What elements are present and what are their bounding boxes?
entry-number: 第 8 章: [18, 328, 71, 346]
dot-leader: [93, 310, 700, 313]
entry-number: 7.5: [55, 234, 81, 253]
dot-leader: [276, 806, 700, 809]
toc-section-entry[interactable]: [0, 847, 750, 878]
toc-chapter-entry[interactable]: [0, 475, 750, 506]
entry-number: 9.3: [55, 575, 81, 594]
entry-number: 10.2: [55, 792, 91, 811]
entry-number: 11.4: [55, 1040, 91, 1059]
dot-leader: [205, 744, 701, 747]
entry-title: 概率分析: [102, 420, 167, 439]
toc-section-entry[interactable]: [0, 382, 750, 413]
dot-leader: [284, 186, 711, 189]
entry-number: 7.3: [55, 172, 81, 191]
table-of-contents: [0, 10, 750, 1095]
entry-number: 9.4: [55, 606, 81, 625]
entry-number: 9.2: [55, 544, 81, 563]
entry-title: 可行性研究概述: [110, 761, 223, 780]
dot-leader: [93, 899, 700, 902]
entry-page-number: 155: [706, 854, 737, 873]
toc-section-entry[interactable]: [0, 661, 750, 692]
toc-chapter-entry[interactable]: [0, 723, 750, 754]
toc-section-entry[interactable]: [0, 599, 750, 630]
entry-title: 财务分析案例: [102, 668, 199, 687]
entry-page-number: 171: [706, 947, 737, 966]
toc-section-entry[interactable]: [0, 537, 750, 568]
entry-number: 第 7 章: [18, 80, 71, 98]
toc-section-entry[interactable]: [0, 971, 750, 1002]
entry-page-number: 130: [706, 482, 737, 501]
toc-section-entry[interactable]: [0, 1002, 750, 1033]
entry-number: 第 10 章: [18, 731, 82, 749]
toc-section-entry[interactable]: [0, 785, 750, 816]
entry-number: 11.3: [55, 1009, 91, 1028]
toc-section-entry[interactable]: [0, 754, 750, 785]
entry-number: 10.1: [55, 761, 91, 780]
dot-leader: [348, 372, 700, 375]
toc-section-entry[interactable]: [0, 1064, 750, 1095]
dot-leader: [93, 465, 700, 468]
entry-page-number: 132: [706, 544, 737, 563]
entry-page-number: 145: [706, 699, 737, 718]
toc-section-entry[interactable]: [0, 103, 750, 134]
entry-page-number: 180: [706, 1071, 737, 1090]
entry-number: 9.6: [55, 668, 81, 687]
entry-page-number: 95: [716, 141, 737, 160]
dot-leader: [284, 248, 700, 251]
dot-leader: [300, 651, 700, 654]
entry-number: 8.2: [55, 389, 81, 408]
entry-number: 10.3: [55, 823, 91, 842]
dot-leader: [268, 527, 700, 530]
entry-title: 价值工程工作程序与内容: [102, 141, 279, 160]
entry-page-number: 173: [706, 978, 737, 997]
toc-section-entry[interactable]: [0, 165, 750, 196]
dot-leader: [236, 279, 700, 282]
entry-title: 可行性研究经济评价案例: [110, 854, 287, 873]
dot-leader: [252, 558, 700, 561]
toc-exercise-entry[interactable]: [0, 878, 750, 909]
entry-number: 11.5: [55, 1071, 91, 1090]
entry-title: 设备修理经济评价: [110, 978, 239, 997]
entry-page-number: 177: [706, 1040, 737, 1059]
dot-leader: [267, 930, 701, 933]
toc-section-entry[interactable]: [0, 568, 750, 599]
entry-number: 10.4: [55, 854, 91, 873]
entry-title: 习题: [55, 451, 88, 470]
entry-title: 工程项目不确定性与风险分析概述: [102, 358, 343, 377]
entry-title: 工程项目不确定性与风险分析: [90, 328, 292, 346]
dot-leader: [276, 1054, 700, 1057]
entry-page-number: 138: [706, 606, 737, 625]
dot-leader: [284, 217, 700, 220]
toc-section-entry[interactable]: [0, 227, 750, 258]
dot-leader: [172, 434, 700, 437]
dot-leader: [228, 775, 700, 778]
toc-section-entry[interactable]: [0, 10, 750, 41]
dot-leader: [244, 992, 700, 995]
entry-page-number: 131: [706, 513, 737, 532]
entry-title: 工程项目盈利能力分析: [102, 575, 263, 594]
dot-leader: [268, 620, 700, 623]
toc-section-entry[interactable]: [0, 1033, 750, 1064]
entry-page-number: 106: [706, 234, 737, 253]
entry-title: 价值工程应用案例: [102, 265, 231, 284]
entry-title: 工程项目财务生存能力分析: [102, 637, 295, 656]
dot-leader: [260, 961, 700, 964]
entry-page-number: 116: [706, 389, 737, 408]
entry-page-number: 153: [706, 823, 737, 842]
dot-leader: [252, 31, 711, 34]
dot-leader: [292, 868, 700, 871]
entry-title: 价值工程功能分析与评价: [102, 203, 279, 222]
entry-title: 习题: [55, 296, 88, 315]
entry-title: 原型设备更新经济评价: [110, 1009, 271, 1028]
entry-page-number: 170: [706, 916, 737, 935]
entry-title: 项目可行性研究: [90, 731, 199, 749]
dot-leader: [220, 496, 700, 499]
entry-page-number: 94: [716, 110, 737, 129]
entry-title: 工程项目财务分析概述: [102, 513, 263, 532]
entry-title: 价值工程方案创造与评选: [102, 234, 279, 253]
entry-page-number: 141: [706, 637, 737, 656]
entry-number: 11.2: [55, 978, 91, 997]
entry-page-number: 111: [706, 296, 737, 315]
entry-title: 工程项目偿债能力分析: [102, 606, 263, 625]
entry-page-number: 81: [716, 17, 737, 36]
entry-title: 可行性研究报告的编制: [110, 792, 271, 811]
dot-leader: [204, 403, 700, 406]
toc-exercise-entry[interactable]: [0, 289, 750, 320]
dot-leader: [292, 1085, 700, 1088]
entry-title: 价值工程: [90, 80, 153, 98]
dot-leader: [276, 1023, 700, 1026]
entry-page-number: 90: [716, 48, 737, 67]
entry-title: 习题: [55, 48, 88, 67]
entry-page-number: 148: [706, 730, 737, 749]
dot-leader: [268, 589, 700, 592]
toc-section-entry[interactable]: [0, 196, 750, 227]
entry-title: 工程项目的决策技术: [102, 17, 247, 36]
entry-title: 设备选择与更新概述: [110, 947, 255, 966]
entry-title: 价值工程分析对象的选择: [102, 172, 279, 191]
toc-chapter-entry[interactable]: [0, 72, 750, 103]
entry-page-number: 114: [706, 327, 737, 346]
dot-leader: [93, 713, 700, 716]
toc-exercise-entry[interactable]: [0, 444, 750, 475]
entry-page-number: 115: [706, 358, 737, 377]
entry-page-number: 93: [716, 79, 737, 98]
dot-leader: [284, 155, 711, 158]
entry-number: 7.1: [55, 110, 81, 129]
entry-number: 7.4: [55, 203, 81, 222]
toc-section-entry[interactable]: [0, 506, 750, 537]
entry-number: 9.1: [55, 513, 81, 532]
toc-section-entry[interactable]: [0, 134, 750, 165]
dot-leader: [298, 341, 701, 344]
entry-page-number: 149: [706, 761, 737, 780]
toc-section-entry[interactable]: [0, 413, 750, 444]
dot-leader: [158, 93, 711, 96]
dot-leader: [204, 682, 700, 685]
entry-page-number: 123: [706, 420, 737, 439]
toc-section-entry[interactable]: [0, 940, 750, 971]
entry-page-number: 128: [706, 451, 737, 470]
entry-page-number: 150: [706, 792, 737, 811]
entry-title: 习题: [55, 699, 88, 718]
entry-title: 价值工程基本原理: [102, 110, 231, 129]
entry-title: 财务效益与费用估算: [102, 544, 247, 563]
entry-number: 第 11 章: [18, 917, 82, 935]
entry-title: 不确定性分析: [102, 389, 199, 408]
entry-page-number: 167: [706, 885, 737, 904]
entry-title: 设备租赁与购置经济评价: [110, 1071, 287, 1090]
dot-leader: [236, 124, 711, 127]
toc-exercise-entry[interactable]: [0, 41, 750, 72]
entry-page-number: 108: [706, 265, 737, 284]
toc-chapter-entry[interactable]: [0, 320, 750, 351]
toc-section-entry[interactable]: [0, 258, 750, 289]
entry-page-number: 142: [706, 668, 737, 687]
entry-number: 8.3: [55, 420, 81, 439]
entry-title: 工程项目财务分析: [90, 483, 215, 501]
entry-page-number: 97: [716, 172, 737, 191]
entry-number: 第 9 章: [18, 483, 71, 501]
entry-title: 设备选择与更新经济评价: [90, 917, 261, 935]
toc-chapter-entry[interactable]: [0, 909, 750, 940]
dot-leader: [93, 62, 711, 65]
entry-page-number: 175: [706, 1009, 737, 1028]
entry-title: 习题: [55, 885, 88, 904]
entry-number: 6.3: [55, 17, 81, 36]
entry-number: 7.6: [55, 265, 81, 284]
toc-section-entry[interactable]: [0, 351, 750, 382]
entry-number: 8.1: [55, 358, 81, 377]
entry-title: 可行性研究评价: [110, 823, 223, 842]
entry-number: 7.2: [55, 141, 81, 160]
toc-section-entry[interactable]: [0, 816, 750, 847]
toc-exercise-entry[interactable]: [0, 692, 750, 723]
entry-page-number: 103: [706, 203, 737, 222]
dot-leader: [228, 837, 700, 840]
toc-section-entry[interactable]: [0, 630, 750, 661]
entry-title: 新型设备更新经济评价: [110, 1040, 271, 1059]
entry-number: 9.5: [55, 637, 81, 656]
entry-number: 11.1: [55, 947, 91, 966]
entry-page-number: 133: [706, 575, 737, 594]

_What this task involves_: Output the lines of the listing from its beginning through the line containing "entry-page-number: 155: [706, 854, 737, 873]", inclusive, reproducing each one exactly.

_Result_:
What elements are present and what are their bounding boxes?
entry-number: 第 8 章: [18, 328, 71, 346]
dot-leader: [93, 310, 700, 313]
entry-number: 7.5: [55, 234, 81, 253]
dot-leader: [276, 806, 700, 809]
toc-section-entry[interactable]: [0, 847, 750, 878]
toc-chapter-entry[interactable]: [0, 475, 750, 506]
entry-number: 9.3: [55, 575, 81, 594]
entry-number: 10.2: [55, 792, 91, 811]
entry-number: 11.4: [55, 1040, 91, 1059]
dot-leader: [205, 744, 701, 747]
entry-title: 概率分析: [102, 420, 167, 439]
toc-section-entry[interactable]: [0, 382, 750, 413]
dot-leader: [284, 186, 711, 189]
entry-number: 7.3: [55, 172, 81, 191]
table-of-contents: [0, 10, 750, 1095]
entry-number: 9.4: [55, 606, 81, 625]
entry-number: 9.2: [55, 544, 81, 563]
entry-title: 可行性研究概述: [110, 761, 223, 780]
dot-leader: [93, 899, 700, 902]
entry-page-number: 155: [706, 854, 737, 873]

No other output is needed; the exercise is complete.